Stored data
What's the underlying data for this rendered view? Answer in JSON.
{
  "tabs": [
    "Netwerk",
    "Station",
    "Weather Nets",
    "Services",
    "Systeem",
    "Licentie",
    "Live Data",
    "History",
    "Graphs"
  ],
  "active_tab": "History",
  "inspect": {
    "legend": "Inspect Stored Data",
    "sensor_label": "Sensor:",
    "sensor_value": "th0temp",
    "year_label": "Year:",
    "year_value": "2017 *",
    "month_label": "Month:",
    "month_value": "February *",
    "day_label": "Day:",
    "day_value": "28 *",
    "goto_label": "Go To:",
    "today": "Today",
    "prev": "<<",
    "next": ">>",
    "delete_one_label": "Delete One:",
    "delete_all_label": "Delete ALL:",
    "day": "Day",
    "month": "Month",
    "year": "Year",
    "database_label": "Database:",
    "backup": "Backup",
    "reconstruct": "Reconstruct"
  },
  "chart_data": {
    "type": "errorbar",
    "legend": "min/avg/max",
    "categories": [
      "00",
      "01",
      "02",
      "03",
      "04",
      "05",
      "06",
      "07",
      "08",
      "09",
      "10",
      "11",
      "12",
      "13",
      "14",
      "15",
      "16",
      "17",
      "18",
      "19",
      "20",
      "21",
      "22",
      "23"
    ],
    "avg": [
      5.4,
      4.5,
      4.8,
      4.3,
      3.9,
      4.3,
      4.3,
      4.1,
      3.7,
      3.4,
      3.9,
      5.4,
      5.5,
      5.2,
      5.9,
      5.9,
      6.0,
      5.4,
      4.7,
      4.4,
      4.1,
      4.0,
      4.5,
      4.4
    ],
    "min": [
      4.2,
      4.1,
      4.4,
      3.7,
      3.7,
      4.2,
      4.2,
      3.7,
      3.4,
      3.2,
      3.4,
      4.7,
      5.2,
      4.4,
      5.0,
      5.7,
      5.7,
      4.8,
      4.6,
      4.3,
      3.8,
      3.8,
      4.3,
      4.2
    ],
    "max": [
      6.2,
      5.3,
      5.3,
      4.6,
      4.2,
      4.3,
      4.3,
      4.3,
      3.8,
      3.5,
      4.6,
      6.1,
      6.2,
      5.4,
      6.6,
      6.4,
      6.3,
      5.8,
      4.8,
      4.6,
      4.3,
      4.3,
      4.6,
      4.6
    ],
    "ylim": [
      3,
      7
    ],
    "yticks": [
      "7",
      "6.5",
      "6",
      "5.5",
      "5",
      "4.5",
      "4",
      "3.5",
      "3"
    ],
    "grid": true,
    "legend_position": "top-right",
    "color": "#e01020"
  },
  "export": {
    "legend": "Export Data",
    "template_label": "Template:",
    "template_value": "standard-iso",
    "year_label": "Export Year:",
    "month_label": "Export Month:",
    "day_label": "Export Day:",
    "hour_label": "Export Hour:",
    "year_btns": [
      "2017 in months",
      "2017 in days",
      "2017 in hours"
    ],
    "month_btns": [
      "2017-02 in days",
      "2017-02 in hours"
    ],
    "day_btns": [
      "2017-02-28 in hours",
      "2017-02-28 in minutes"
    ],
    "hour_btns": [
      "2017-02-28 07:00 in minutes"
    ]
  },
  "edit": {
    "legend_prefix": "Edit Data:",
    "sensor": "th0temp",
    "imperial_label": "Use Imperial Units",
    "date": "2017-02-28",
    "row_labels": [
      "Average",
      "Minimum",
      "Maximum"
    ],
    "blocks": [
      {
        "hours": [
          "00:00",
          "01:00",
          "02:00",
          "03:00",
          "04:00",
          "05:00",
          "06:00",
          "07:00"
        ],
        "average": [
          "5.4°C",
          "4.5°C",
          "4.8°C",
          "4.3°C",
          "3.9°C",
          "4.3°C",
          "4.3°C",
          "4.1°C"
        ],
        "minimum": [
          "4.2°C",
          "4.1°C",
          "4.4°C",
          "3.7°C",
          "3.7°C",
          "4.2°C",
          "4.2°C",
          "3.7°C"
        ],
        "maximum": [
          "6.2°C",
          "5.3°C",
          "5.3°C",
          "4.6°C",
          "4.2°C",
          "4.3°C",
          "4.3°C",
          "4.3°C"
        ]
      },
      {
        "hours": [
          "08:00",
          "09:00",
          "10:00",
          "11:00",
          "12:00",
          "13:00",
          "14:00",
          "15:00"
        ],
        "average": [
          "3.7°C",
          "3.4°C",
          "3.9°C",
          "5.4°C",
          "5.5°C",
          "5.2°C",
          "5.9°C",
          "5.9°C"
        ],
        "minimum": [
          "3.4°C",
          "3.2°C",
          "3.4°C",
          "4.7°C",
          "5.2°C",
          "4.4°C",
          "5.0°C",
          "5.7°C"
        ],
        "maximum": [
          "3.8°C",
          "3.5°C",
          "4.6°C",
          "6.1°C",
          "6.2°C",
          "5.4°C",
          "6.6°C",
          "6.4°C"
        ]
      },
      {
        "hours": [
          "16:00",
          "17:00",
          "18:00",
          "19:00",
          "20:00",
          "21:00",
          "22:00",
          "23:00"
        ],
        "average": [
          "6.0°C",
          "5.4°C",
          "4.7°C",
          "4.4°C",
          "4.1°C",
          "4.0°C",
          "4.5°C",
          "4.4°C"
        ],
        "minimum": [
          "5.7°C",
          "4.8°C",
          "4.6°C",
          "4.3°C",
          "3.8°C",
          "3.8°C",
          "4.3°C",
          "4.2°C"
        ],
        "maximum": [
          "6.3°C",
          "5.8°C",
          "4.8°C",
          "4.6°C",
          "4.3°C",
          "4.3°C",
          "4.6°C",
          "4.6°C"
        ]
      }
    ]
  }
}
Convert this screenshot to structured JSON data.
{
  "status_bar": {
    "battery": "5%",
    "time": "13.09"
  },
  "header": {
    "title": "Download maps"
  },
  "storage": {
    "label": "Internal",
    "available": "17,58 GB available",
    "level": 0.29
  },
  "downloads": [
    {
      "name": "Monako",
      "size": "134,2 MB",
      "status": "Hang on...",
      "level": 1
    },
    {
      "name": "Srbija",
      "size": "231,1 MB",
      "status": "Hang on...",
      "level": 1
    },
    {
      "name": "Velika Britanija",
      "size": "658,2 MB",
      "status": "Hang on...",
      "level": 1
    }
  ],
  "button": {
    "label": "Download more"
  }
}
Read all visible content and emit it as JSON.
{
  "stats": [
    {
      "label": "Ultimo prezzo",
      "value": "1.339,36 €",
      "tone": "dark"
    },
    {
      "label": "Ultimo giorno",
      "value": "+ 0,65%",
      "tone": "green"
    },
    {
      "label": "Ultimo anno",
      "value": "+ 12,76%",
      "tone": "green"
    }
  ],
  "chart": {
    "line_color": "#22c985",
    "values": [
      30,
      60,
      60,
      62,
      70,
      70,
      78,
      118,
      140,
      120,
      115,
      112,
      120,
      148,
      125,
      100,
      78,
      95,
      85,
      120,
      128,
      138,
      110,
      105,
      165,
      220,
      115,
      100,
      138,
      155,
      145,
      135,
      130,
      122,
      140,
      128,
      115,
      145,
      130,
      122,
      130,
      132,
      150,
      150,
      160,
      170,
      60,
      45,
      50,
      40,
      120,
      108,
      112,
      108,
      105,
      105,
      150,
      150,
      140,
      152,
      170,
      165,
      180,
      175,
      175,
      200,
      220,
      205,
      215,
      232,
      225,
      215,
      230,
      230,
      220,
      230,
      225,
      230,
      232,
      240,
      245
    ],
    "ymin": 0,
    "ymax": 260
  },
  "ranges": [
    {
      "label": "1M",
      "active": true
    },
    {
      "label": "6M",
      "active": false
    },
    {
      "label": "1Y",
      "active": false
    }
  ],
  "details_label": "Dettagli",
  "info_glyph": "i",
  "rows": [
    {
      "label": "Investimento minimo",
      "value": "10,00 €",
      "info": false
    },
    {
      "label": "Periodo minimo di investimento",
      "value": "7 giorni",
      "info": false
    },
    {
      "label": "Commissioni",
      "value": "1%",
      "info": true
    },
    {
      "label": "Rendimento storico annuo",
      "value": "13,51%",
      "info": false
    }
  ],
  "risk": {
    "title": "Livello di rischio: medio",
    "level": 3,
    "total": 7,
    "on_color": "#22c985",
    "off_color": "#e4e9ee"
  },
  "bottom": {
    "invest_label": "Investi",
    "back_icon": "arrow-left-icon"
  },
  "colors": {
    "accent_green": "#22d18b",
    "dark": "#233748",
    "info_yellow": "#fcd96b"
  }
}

* **DO THIS**:
List the lines of the records where "size" occurs.

* **EXERCISE OUTPUT**:
      "size": "134,2 MB",
      "size": "231,1 MB",
      "size": "658,2 MB",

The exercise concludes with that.